(Structured figure records)
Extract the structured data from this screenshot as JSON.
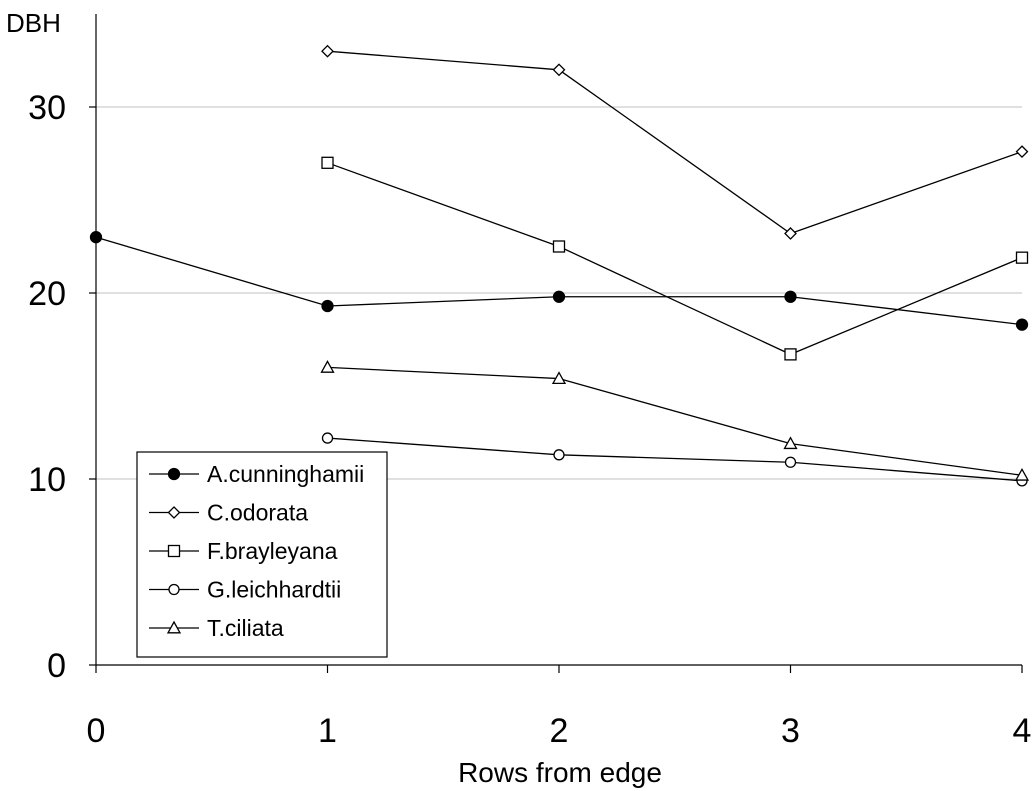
{
  "chart_data": {
    "type": "line",
    "title": "",
    "xlabel": "Rows from edge",
    "ylabel": "DBH",
    "xlim": [
      0,
      4
    ],
    "ylim": [
      0,
      35
    ],
    "x_ticks": [
      "0",
      "1",
      "2",
      "3",
      "4"
    ],
    "y_ticks": [
      "0",
      "10",
      "20",
      "30"
    ],
    "y_tick_values": [
      0,
      10,
      20,
      30
    ],
    "grid": "horizontal at 10, 20, 30",
    "legend_position": "lower-left",
    "series": [
      {
        "name": "A.cunninghamii",
        "marker": "filled-circle",
        "x": [
          0,
          1,
          2,
          3,
          4
        ],
        "y": [
          23.0,
          19.3,
          19.8,
          19.8,
          18.3
        ]
      },
      {
        "name": "C.odorata",
        "marker": "diamond",
        "x": [
          1,
          2,
          3,
          4
        ],
        "y": [
          33.0,
          32.0,
          23.2,
          27.6
        ]
      },
      {
        "name": "F.brayleyana",
        "marker": "square",
        "x": [
          1,
          2,
          3,
          4
        ],
        "y": [
          27.0,
          22.5,
          16.7,
          21.9
        ]
      },
      {
        "name": "G.leichhardtii",
        "marker": "circle",
        "x": [
          1,
          2,
          3,
          4
        ],
        "y": [
          12.2,
          11.3,
          10.9,
          9.9
        ]
      },
      {
        "name": "T.ciliata",
        "marker": "triangle",
        "x": [
          1,
          2,
          3,
          4
        ],
        "y": [
          16.0,
          15.4,
          11.9,
          10.2
        ]
      }
    ]
  }
}
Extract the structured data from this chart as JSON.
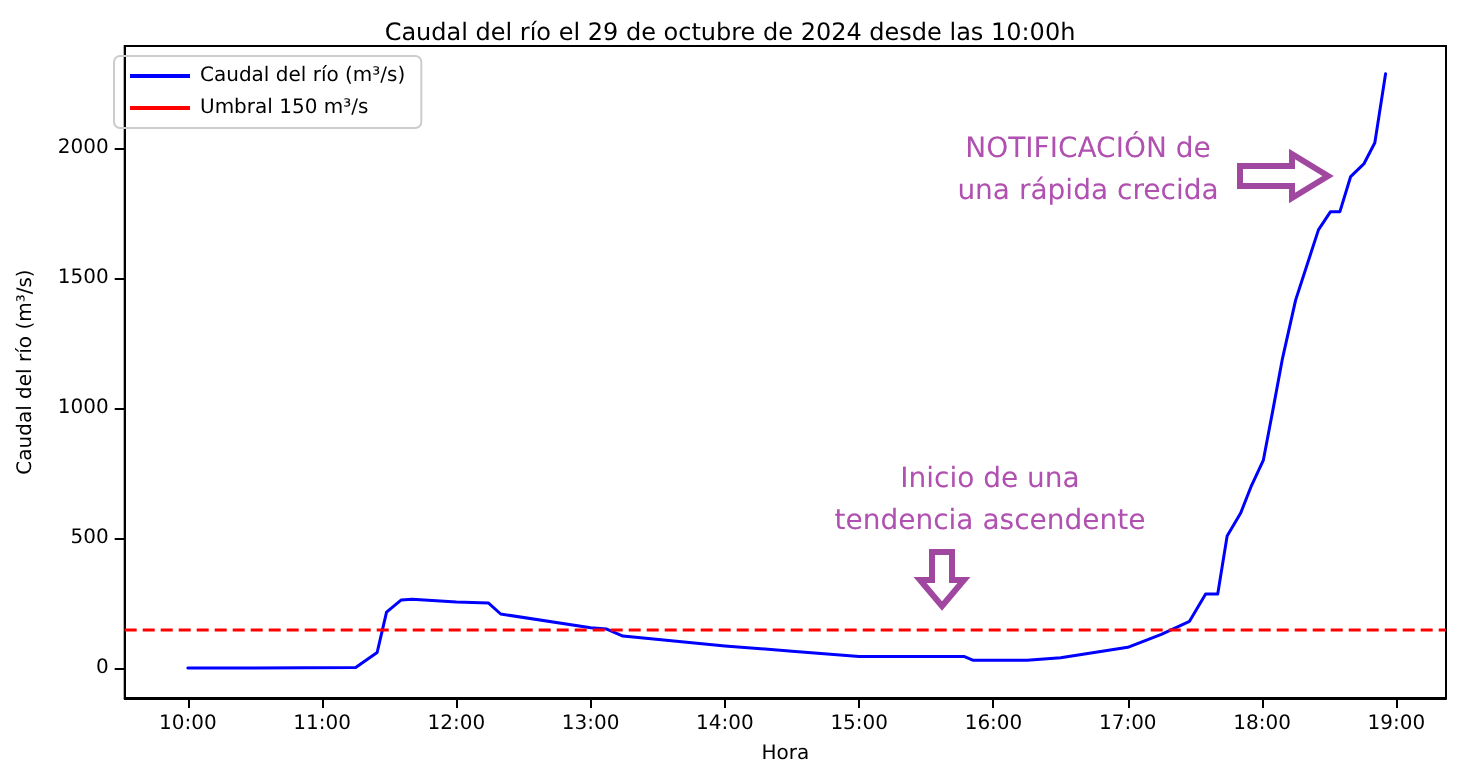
{
  "chart_data": {
    "type": "line",
    "title": "Caudal del río el 29 de octubre de 2024 desde las 10:00h",
    "xlabel": "Hora",
    "ylabel": "Caudal del río (m³/s)",
    "x": [
      10,
      11.25,
      11.41,
      11.48,
      11.59,
      11.67,
      12.0,
      12.24,
      12.33,
      13.0,
      13.12,
      13.24,
      14.0,
      14.5,
      15.0,
      15.78,
      15.85,
      16.25,
      16.5,
      17.0,
      17.25,
      17.46,
      17.58,
      17.67,
      17.74,
      17.84,
      17.92,
      18.01,
      18.08,
      18.15,
      18.25,
      18.42,
      18.51,
      18.58,
      18.66,
      18.76,
      18.84,
      18.92
    ],
    "series": [
      {
        "name": "Caudal del río (m³/s)",
        "color": "#0000ff",
        "values": [
          0,
          2,
          60,
          215,
          262,
          265,
          254,
          250,
          208,
          155,
          150,
          123,
          85,
          65,
          45,
          45,
          30,
          30,
          40,
          80,
          130,
          180,
          285,
          285,
          508,
          595,
          700,
          800,
          990,
          1185,
          1415,
          1685,
          1755,
          1755,
          1890,
          1940,
          2020,
          2285
        ]
      }
    ],
    "xlim": [
      9.53,
      19.37
    ],
    "ylim": [
      -115,
      2392
    ],
    "xticks": [
      {
        "value": 10,
        "label": "10:00"
      },
      {
        "value": 11,
        "label": "11:00"
      },
      {
        "value": 12,
        "label": "12:00"
      },
      {
        "value": 13,
        "label": "13:00"
      },
      {
        "value": 14,
        "label": "14:00"
      },
      {
        "value": 15,
        "label": "15:00"
      },
      {
        "value": 16,
        "label": "16:00"
      },
      {
        "value": 17,
        "label": "17:00"
      },
      {
        "value": 18,
        "label": "18:00"
      },
      {
        "value": 19,
        "label": "19:00"
      }
    ],
    "yticks": [
      0,
      500,
      1000,
      1500,
      2000
    ],
    "ref_lines": [
      {
        "axis": "y",
        "value": 150,
        "label": "Umbral 150 m³/s",
        "color": "#ff0000",
        "line_style": "dashed"
      }
    ],
    "annotations": [
      "NOTIFICACIÓN de\nuna rápida crecida",
      "Inicio de una\ntendencia ascendente"
    ],
    "grid": false,
    "legend": "top left",
    "marker": "none",
    "line_style": "solid"
  }
}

▶ TASK DIRECTIONS:
Copy every record above exactly, leaving out the pictures.

▶ TASK OUTPUT:
Extract the structured data from this screenshot as JSON.
{
  "chart_data": {
    "type": "line",
    "title": "",
    "xlabel": "Rows from edge",
    "ylabel": "DBH",
    "xlim": [
      0,
      4
    ],
    "ylim": [
      0,
      35
    ],
    "x_ticks": [
      "0",
      "1",
      "2",
      "3",
      "4"
    ],
    "y_ticks": [
      "0",
      "10",
      "20",
      "30"
    ],
    "y_tick_values": [
      0,
      10,
      20,
      30
    ],
    "grid": "horizontal at 10, 20, 30",
    "legend_position": "lower-left",
    "series": [
      {
        "name": "A.cunninghamii",
        "marker": "filled-circle",
        "x": [
          0,
          1,
          2,
          3,
          4
        ],
        "y": [
          23.0,
          19.3,
          19.8,
          19.8,
          18.3
        ]
      },
      {
        "name": "C.odorata",
        "marker": "diamond",
        "x": [
          1,
          2,
          3,
          4
        ],
        "y": [
          33.0,
          32.0,
          23.2,
          27.6
        ]
      },
      {
        "name": "F.brayleyana",
        "marker": "square",
        "x": [
          1,
          2,
          3,
          4
        ],
        "y": [
          27.0,
          22.5,
          16.7,
          21.9
        ]
      },
      {
        "name": "G.leichhardtii",
        "marker": "circle",
        "x": [
          1,
          2,
          3,
          4
        ],
        "y": [
          12.2,
          11.3,
          10.9,
          9.9
        ]
      },
      {
        "name": "T.ciliata",
        "marker": "triangle",
        "x": [
          1,
          2,
          3,
          4
        ],
        "y": [
          16.0,
          15.4,
          11.9,
          10.2
        ]
      }
    ]
  }
}
Extract the structured data from this chart as JSON.
{
  "chart_data": {
    "type": "line",
    "title": "Caudal del río el 29 de octubre de 2024 desde las 10:00h",
    "xlabel": "Hora",
    "ylabel": "Caudal del río (m³/s)",
    "x": [
      10,
      11.25,
      11.41,
      11.48,
      11.59,
      11.67,
      12.0,
      12.24,
      12.33,
      13.0,
      13.12,
      13.24,
      14.0,
      14.5,
      15.0,
      15.78,
      15.85,
      16.25,
      16.5,
      17.0,
      17.25,
      17.46,
      17.58,
      17.67,
      17.74,
      17.84,
      17.92,
      18.01,
      18.08,
      18.15,
      18.25,
      18.42,
      18.51,
      18.58,
      18.66,
      18.76,
      18.84,
      18.92
    ],
    "series": [
      {
        "name": "Caudal del río (m³/s)",
        "color": "#0000ff",
        "values": [
          0,
          2,
          60,
          215,
          262,
          265,
          254,
          250,
          208,
          155,
          150,
          123,
          85,
          65,
          45,
          45,
          30,
          30,
          40,
          80,
          130,
          180,
          285,
          285,
          508,
          595,
          700,
          800,
          990,
          1185,
          1415,
          1685,
          1755,
          1755,
          1890,
          1940,
          2020,
          2285
        ]
      }
    ],
    "xlim": [
      9.53,
      19.37
    ],
    "ylim": [
      -115,
      2392
    ],
    "xticks": [
      {
        "value": 10,
        "label": "10:00"
      },
      {
        "value": 11,
        "label": "11:00"
      },
      {
        "value": 12,
        "label": "12:00"
      },
      {
        "value": 13,
        "label": "13:00"
      },
      {
        "value": 14,
        "label": "14:00"
      },
      {
        "value": 15,
        "label": "15:00"
      },
      {
        "value": 16,
        "label": "16:00"
      },
      {
        "value": 17,
        "label": "17:00"
      },
      {
        "value": 18,
        "label": "18:00"
      },
      {
        "value": 19,
        "label": "19:00"
      }
    ],
    "yticks": [
      0,
      500,
      1000,
      1500,
      2000
    ],
    "ref_lines": [
      {
        "axis": "y",
        "value": 150,
        "label": "Umbral 150 m³/s",
        "color": "#ff0000",
        "line_style": "dashed"
      }
    ],
    "annotations": [
      "NOTIFICACIÓN de\nuna rápida crecida",
      "Inicio de una\ntendencia ascendente"
    ],
    "grid": false,
    "legend": "top left",
    "marker": "none",
    "line_style": "solid"
  }
}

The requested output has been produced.